WHAT YOU ARE ASKED TO DO =
Reproduce every line of the following records word for word, with nothing changed.

DATA SUPPLIED =
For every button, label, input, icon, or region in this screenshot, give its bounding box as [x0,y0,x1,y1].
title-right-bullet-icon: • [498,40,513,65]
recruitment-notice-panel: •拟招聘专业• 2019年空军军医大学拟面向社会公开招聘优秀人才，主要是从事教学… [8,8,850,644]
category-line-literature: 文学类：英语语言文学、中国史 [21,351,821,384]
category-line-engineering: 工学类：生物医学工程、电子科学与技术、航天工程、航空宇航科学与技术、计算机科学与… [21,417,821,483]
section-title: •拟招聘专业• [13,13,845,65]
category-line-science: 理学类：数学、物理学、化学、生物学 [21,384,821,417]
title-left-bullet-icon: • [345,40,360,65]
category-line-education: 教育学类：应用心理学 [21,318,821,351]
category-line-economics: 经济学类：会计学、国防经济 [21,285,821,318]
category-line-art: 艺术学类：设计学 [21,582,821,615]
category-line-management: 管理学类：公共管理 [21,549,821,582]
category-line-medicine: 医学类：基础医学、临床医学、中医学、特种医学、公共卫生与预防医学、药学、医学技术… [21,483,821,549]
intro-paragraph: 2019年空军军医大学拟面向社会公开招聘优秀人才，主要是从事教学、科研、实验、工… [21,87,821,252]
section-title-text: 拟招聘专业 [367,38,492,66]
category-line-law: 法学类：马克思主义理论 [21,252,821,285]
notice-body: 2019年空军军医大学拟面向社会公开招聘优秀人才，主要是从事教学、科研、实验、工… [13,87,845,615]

EXPECTED ANSWER =
For every button, label, input, icon, or region in this screenshot, give its bounding box as [x0,y0,x1,y1].
title-right-bullet-icon: • [498,40,513,65]
recruitment-notice-panel: •拟招聘专业• 2019年空军军医大学拟面向社会公开招聘优秀人才，主要是从事教学… [8,8,850,644]
category-line-literature: 文学类：英语语言文学、中国史 [21,351,821,384]
category-line-engineering: 工学类：生物医学工程、电子科学与技术、航天工程、航空宇航科学与技术、计算机科学与… [21,417,821,483]
section-title: •拟招聘专业• [13,13,845,65]
category-line-science: 理学类：数学、物理学、化学、生物学 [21,384,821,417]
title-left-bullet-icon: • [345,40,360,65]
category-line-education: 教育学类：应用心理学 [21,318,821,351]
category-line-economics: 经济学类：会计学、国防经济 [21,285,821,318]
category-line-art: 艺术学类：设计学 [21,582,821,615]
category-line-management: 管理学类：公共管理 [21,549,821,582]
category-line-medicine: 医学类：基础医学、临床医学、中医学、特种医学、公共卫生与预防医学、药学、医学技术… [21,483,821,549]
intro-paragraph: 2019年空军军医大学拟面向社会公开招聘优秀人才，主要是从事教学、科研、实验、工… [21,87,821,252]
section-title-text: 拟招聘专业 [367,38,492,66]
category-line-law: 法学类：马克思主义理论 [21,252,821,285]
notice-body: 2019年空军军医大学拟面向社会公开招聘优秀人才，主要是从事教学、科研、实验、工… [13,87,845,615]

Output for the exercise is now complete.